▶ Extracted data entries
—————

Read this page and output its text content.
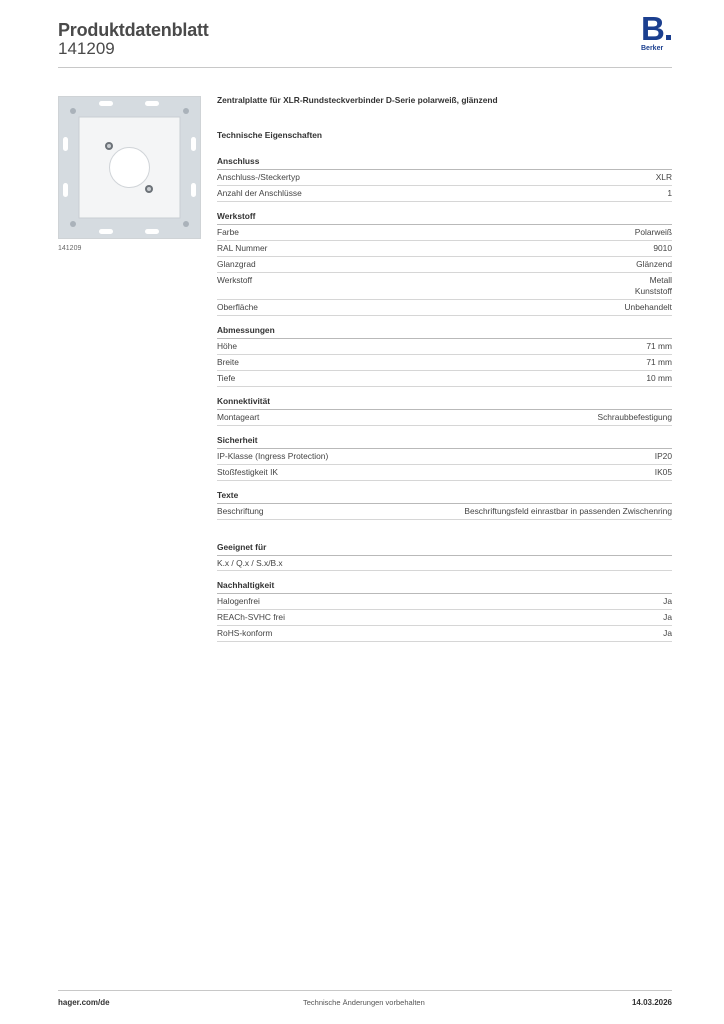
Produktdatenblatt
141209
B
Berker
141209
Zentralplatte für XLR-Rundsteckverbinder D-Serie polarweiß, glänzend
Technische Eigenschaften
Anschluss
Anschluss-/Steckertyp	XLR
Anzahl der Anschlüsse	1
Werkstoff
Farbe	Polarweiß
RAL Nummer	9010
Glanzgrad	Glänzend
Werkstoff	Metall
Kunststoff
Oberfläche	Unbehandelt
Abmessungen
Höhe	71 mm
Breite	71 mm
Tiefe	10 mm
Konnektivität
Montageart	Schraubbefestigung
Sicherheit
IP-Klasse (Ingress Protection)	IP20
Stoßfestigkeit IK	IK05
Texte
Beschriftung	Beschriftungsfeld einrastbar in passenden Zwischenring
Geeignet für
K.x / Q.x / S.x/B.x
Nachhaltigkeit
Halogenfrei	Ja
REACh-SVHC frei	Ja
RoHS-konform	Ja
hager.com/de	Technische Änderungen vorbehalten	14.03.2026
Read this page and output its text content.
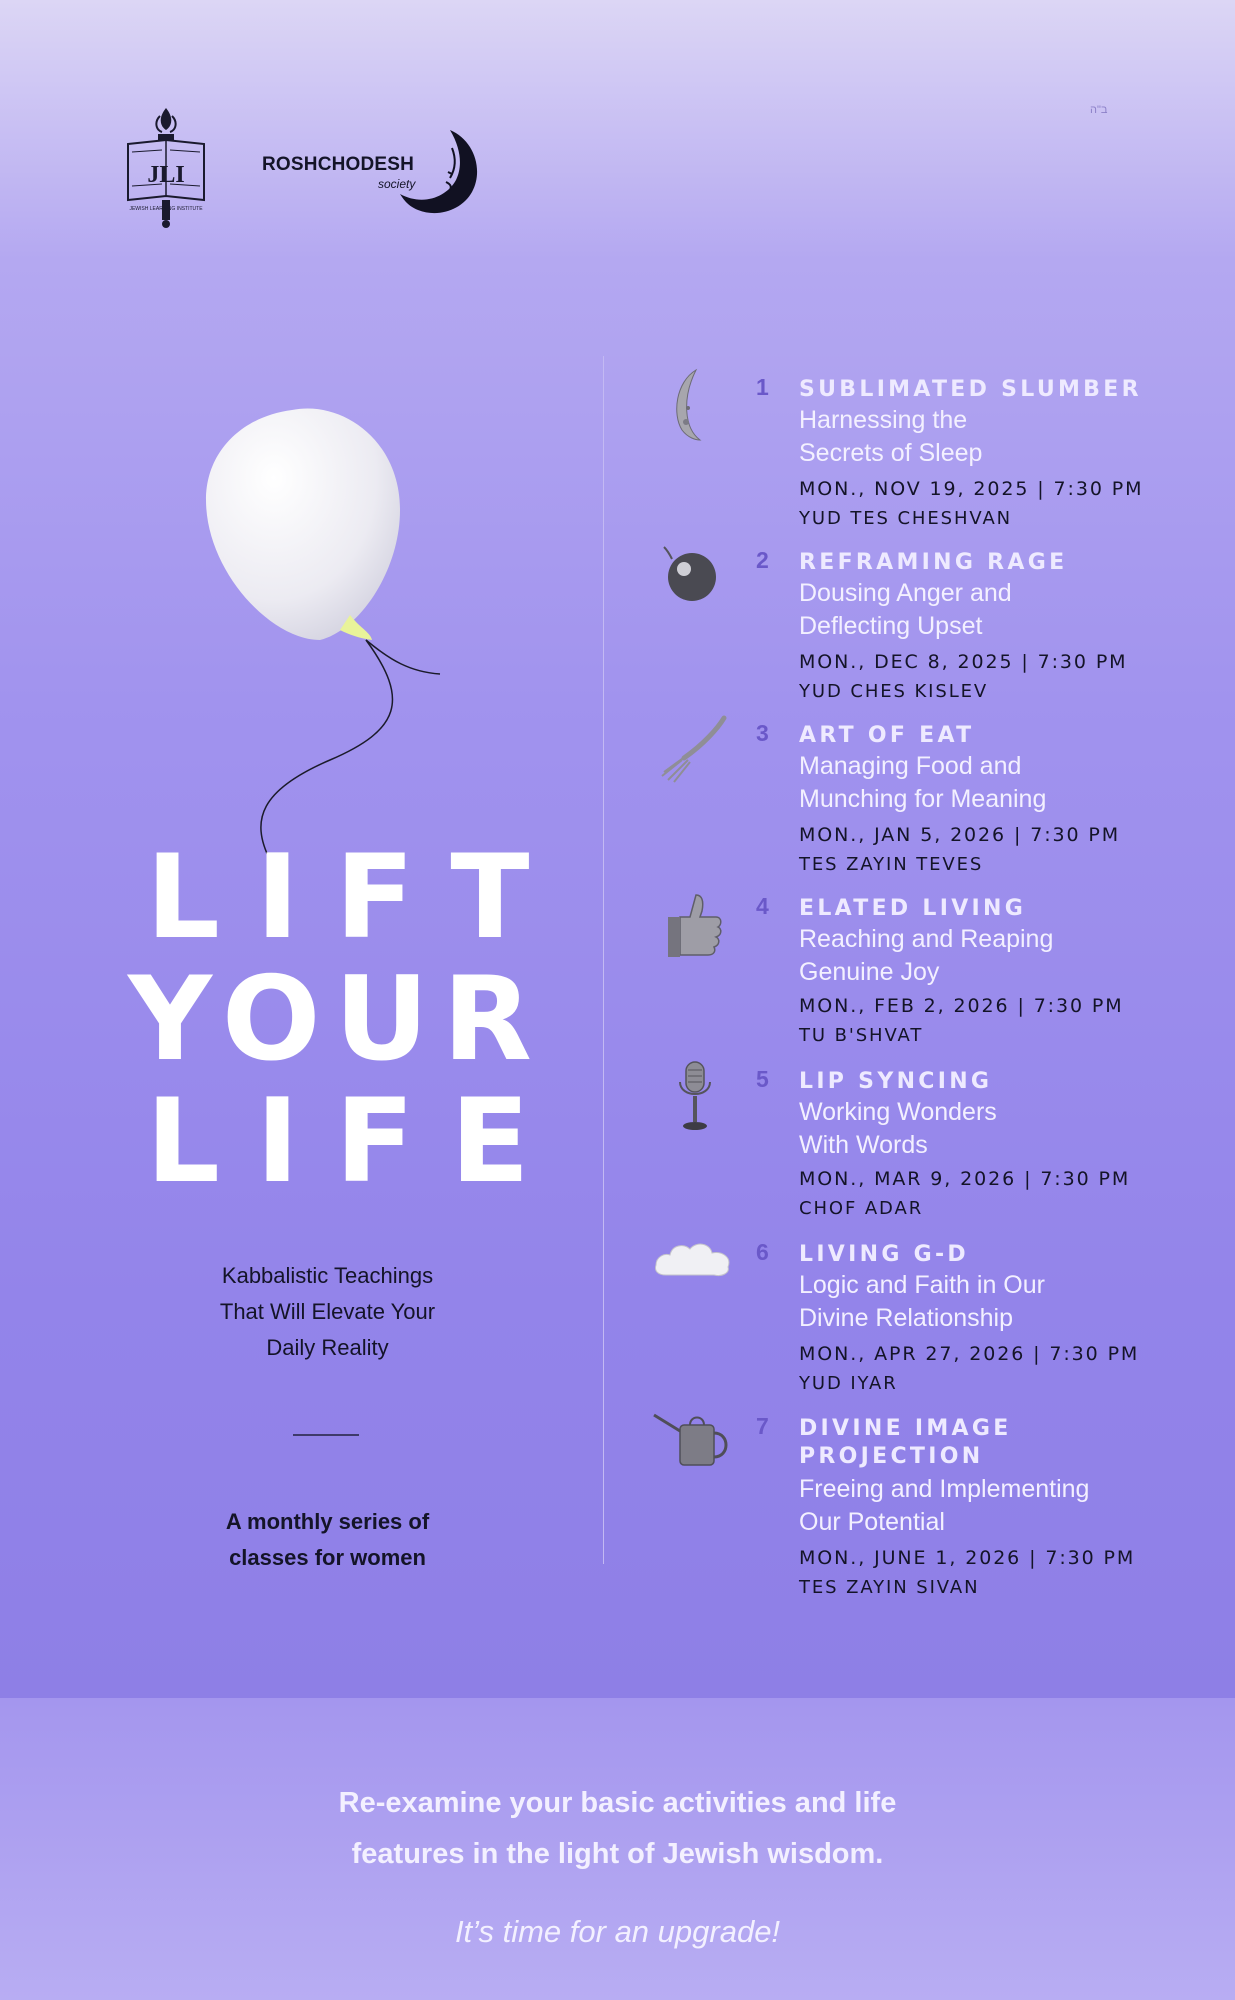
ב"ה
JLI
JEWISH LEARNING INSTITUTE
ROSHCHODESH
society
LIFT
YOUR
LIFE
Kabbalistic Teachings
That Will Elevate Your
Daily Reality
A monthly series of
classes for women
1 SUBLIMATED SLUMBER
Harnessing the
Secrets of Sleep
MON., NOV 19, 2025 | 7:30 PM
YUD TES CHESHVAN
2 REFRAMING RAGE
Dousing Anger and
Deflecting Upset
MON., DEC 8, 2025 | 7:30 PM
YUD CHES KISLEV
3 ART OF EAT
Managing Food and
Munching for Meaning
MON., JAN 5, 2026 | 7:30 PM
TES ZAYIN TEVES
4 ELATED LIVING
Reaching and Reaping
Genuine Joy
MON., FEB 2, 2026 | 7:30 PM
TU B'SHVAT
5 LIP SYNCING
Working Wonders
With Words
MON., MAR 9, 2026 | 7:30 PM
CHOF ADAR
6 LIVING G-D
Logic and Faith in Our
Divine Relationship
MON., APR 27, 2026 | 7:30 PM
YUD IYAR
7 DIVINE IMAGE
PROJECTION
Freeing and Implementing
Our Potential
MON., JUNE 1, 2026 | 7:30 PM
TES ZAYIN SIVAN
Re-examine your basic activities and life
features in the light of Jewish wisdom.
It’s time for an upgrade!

—————

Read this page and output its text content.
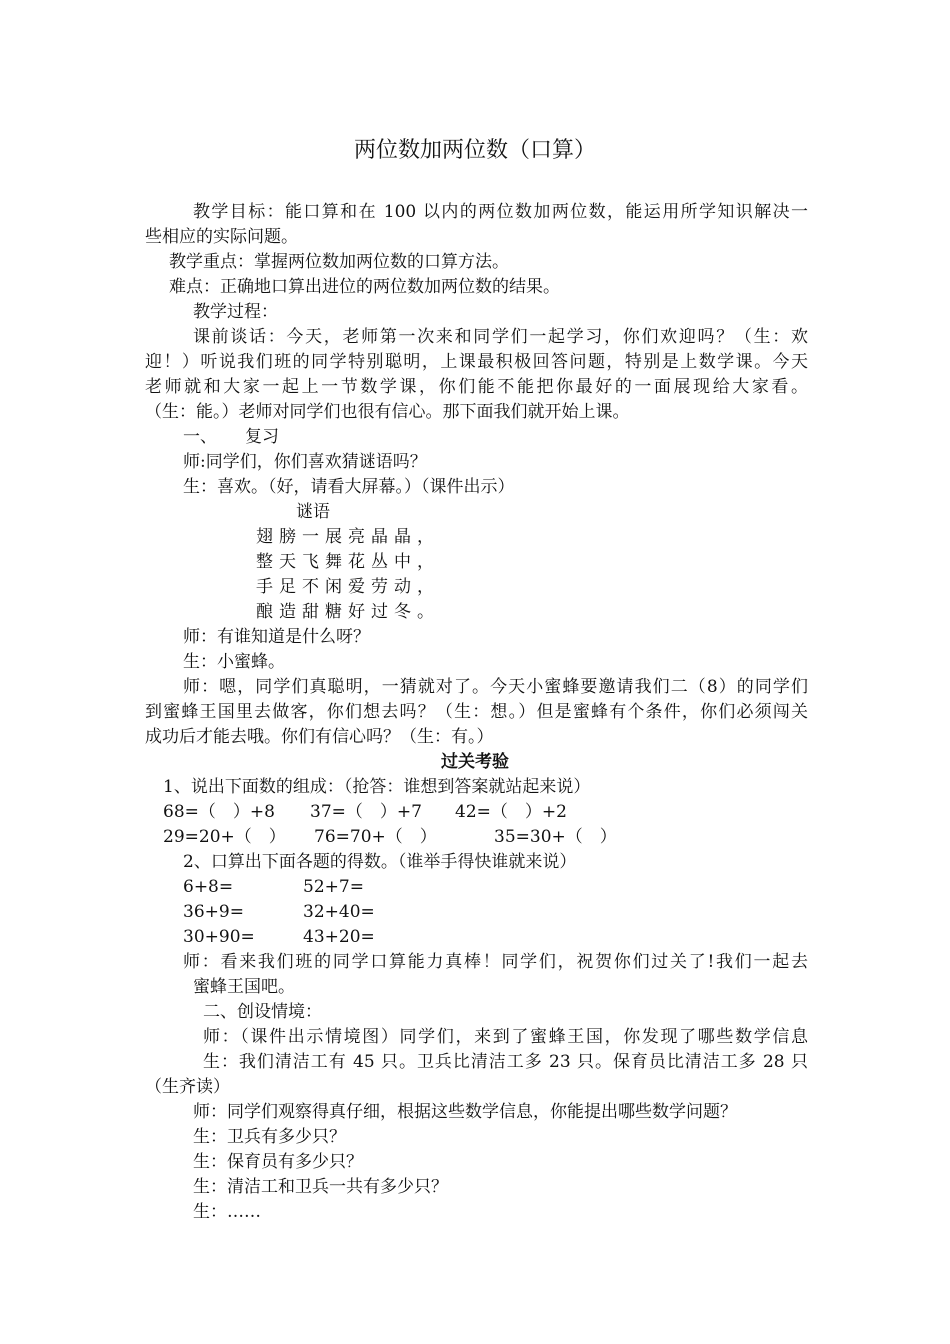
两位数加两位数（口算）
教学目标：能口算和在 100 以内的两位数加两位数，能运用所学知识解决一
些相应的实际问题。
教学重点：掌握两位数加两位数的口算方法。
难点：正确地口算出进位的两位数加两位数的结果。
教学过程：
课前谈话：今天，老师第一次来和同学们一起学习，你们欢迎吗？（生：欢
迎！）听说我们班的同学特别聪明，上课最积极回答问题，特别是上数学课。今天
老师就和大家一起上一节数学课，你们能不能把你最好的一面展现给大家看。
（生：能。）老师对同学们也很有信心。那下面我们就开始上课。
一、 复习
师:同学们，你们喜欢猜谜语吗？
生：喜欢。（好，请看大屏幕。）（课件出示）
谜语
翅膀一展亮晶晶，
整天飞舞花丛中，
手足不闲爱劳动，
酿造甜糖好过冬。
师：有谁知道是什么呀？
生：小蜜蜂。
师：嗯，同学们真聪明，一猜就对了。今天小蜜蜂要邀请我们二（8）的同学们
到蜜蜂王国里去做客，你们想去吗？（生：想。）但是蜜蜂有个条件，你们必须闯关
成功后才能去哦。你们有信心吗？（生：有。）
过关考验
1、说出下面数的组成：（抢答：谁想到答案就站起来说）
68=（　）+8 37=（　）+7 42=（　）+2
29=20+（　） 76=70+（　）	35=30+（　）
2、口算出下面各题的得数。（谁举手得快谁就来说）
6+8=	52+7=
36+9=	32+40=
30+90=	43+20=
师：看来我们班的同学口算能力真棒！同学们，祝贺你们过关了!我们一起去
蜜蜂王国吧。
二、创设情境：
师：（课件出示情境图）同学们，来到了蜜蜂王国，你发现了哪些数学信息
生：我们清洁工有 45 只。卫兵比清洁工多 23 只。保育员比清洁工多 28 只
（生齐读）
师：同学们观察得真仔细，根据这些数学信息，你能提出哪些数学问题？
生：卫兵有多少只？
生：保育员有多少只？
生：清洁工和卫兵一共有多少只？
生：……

—————

Determine how many lines in the listing above hold the word "Anschluss", answering with the number only.

2